• The exercise: Repeat the data that follows, word for word, without the images.

Data extracted from a collection:
§

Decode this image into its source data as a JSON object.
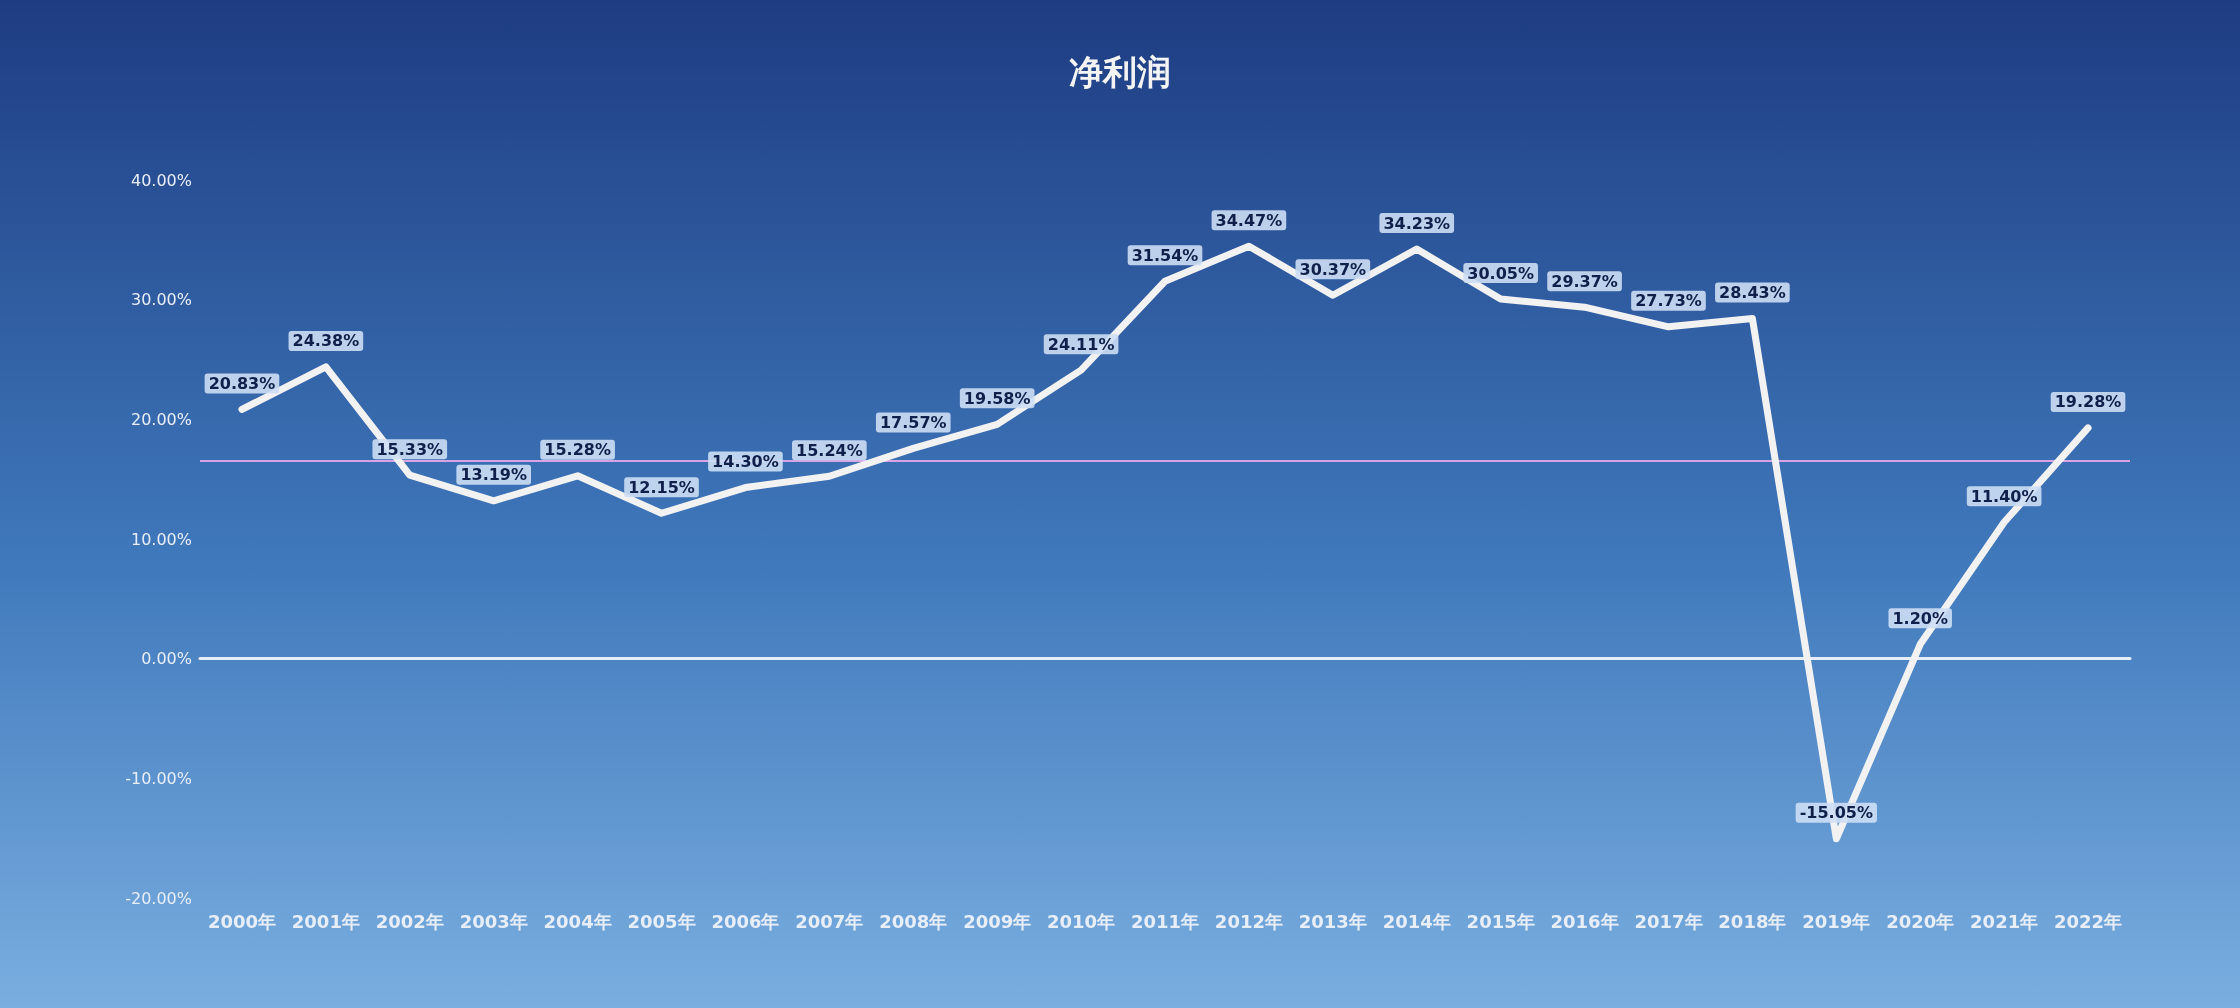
{
  "chart_data": {
    "type": "line",
    "title": "净利润",
    "categories": [
      "2000年",
      "2001年",
      "2002年",
      "2003年",
      "2004年",
      "2005年",
      "2006年",
      "2007年",
      "2008年",
      "2009年",
      "2010年",
      "2011年",
      "2012年",
      "2013年",
      "2014年",
      "2015年",
      "2016年",
      "2017年",
      "2018年",
      "2019年",
      "2020年",
      "2021年",
      "2022年"
    ],
    "series": [
      {
        "color": "#f2f2f2",
        "values": [
          20.83,
          24.38,
          15.33,
          13.19,
          15.28,
          12.15,
          14.3,
          15.24,
          17.57,
          19.58,
          24.11,
          31.54,
          34.47,
          30.37,
          34.23,
          30.05,
          29.37,
          27.73,
          28.43,
          -15.05,
          1.2,
          11.4,
          19.28
        ],
        "value_labels": [
          "20.83%",
          "24.38%",
          "15.33%",
          "13.19%",
          "15.28%",
          "12.15%",
          "14.30%",
          "15.24%",
          "17.57%",
          "19.58%",
          "24.11%",
          "31.54%",
          "34.47%",
          "30.37%",
          "34.23%",
          "30.05%",
          "29.37%",
          "27.73%",
          "28.43%",
          "-15.05%",
          "1.20%",
          "11.40%",
          "19.28%"
        ]
      }
    ],
    "ylim": [
      -20,
      40
    ],
    "yticks": [
      {
        "value": -20,
        "label": "-20.00%"
      },
      {
        "value": -10,
        "label": "-10.00%"
      },
      {
        "value": 0,
        "label": "0.00%"
      },
      {
        "value": 10,
        "label": "10.00%"
      },
      {
        "value": 20,
        "label": "20.00%"
      },
      {
        "value": 30,
        "label": "30.00%"
      },
      {
        "value": 40,
        "label": "40.00%"
      }
    ],
    "ref_lines": [
      {
        "axis": "y",
        "value": 16.5,
        "color": "#d9a3e6"
      }
    ],
    "marker": "none",
    "line_style": "solid"
  }
}
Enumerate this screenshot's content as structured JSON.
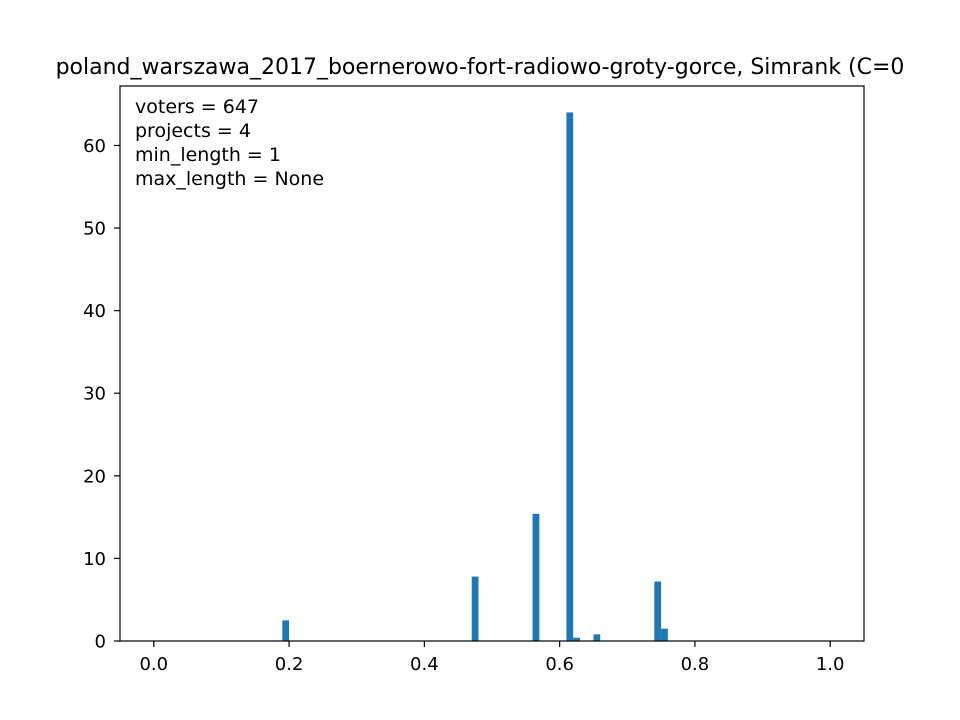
{
  "chart_data": {
    "type": "bar",
    "title": "poland_warszawa_2017_boernerowo-fort-radiowo-groty-gorce, Simrank (C=0",
    "xlabel": "",
    "ylabel": "",
    "xlim": [
      -0.05,
      1.05
    ],
    "ylim": [
      0,
      67.2
    ],
    "xticks": [
      "0.0",
      "0.2",
      "0.4",
      "0.6",
      "0.8",
      "1.0"
    ],
    "xtick_values": [
      0.0,
      0.2,
      0.4,
      0.6,
      0.8,
      1.0
    ],
    "yticks": [
      "0",
      "10",
      "20",
      "30",
      "40",
      "50",
      "60"
    ],
    "ytick_values": [
      0,
      10,
      20,
      30,
      40,
      50,
      60
    ],
    "bin_width": 0.01,
    "bar_color": "#1f77b4",
    "bins": [
      {
        "x": 0.19,
        "value": 2.5
      },
      {
        "x": 0.47,
        "value": 7.8
      },
      {
        "x": 0.56,
        "value": 15.4
      },
      {
        "x": 0.61,
        "value": 64.0
      },
      {
        "x": 0.62,
        "value": 0.4
      },
      {
        "x": 0.65,
        "value": 0.8
      },
      {
        "x": 0.74,
        "value": 7.2
      },
      {
        "x": 0.75,
        "value": 1.5
      }
    ],
    "annotations": [
      "voters = 647",
      "projects = 4",
      "min_length = 1",
      "max_length = None"
    ],
    "grid": false
  }
}
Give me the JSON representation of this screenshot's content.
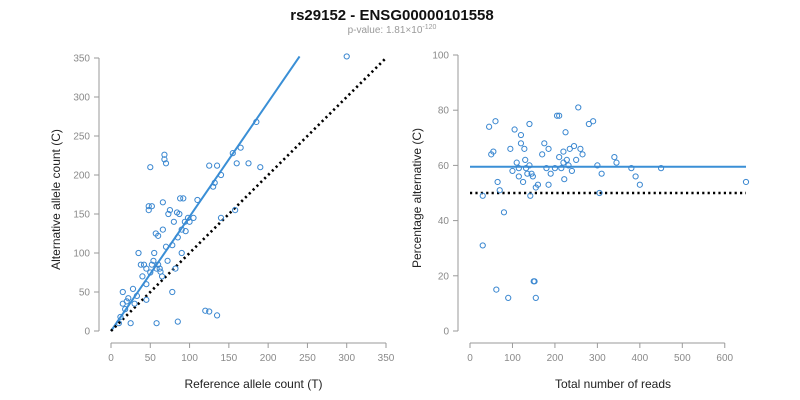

§

• Reply to the task:
Decode this image into its source data as a JSON object.
{
  "chart_data": {
    "type": "line",
    "title": "净利润",
    "categories": [
      "2000年",
      "2001年",
      "2002年",
      "2003年",
      "2004年",
      "2005年",
      "2006年",
      "2007年",
      "2008年",
      "2009年",
      "2010年",
      "2011年",
      "2012年",
      "2013年",
      "2014年",
      "2015年",
      "2016年",
      "2017年",
      "2018年",
      "2019年",
      "2020年",
      "2021年",
      "2022年"
    ],
    "series": [
      {
        "color": "#f2f2f2",
        "values": [
          20.83,
          24.38,
          15.33,
          13.19,
          15.28,
          12.15,
          14.3,
          15.24,
          17.57,
          19.58,
          24.11,
          31.54,
          34.47,
          30.37,
          34.23,
          30.05,
          29.37,
          27.73,
          28.43,
          -15.05,
          1.2,
          11.4,
          19.28
        ],
        "value_labels": [
          "20.83%",
          "24.38%",
          "15.33%",
          "13.19%",
          "15.28%",
          "12.15%",
          "14.30%",
          "15.24%",
          "17.57%",
          "19.58%",
          "24.11%",
          "31.54%",
          "34.47%",
          "30.37%",
          "34.23%",
          "30.05%",
          "29.37%",
          "27.73%",
          "28.43%",
          "-15.05%",
          "1.20%",
          "11.40%",
          "19.28%"
        ]
      }
    ],
    "ylim": [
      -20,
      40
    ],
    "yticks": [
      {
        "value": -20,
        "label": "-20.00%"
      },
      {
        "value": -10,
        "label": "-10.00%"
      },
      {
        "value": 0,
        "label": "0.00%"
      },
      {
        "value": 10,
        "label": "10.00%"
      },
      {
        "value": 20,
        "label": "20.00%"
      },
      {
        "value": 30,
        "label": "30.00%"
      },
      {
        "value": 40,
        "label": "40.00%"
      }
    ],
    "ref_lines": [
      {
        "axis": "y",
        "value": 16.5,
        "color": "#d9a3e6"
      }
    ],
    "marker": "none",
    "line_style": "solid"
  }
}
Enumerate this screenshot's content as structured JSON.
{
  "chart_data": {
    "type": "bar",
    "title": "poland_warszawa_2017_boernerowo-fort-radiowo-groty-gorce, Simrank (C=0",
    "xlabel": "",
    "ylabel": "",
    "xlim": [
      -0.05,
      1.05
    ],
    "ylim": [
      0,
      67.2
    ],
    "xticks": [
      "0.0",
      "0.2",
      "0.4",
      "0.6",
      "0.8",
      "1.0"
    ],
    "xtick_values": [
      0.0,
      0.2,
      0.4,
      0.6,
      0.8,
      1.0
    ],
    "yticks": [
      "0",
      "10",
      "20",
      "30",
      "40",
      "50",
      "60"
    ],
    "ytick_values": [
      0,
      10,
      20,
      30,
      40,
      50,
      60
    ],
    "bin_width": 0.01,
    "bar_color": "#1f77b4",
    "bins": [
      {
        "x": 0.19,
        "value": 2.5
      },
      {
        "x": 0.47,
        "value": 7.8
      },
      {
        "x": 0.56,
        "value": 15.4
      },
      {
        "x": 0.61,
        "value": 64.0
      },
      {
        "x": 0.62,
        "value": 0.4
      },
      {
        "x": 0.65,
        "value": 0.8
      },
      {
        "x": 0.74,
        "value": 7.2
      },
      {
        "x": 0.75,
        "value": 1.5
      }
    ],
    "annotations": [
      "voters = 647",
      "projects = 4",
      "min_length = 1",
      "max_length = None"
    ],
    "grid": false
  }
}
Give me the JSON representation of this screenshot's content.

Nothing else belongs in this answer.